**Problem requirements:**
Find the word "text" in the listing; pull out each line holding it.

Dataset items:
········
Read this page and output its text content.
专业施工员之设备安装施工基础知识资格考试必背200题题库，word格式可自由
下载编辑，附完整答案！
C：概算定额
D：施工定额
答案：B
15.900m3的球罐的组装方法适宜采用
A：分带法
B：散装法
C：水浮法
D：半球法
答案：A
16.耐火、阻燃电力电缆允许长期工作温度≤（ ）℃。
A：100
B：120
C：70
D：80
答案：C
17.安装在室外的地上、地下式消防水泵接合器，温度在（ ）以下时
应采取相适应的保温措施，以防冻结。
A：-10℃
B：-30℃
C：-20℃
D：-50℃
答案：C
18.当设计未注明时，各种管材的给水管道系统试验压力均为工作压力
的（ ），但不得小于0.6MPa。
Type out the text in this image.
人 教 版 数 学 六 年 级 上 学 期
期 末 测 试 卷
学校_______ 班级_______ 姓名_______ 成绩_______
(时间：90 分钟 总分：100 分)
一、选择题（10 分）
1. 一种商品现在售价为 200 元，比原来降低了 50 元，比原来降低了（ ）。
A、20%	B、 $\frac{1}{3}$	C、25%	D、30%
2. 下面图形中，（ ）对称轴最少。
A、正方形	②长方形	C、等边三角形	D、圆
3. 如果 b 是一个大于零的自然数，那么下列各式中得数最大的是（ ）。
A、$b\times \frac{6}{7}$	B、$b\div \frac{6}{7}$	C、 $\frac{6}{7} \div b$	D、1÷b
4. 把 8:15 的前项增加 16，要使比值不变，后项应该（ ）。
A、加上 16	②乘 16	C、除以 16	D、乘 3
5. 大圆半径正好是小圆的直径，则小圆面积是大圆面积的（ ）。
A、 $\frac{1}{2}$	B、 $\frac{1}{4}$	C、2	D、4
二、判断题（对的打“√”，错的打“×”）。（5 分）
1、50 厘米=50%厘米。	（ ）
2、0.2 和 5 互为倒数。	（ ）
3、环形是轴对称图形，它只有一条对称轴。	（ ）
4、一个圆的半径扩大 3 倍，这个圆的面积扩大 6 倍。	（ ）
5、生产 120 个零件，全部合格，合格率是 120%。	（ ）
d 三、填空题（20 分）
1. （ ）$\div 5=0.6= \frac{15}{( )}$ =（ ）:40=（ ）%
········
**Response to this exercise:**
Read this page and output its text content.
Type out the text in this image.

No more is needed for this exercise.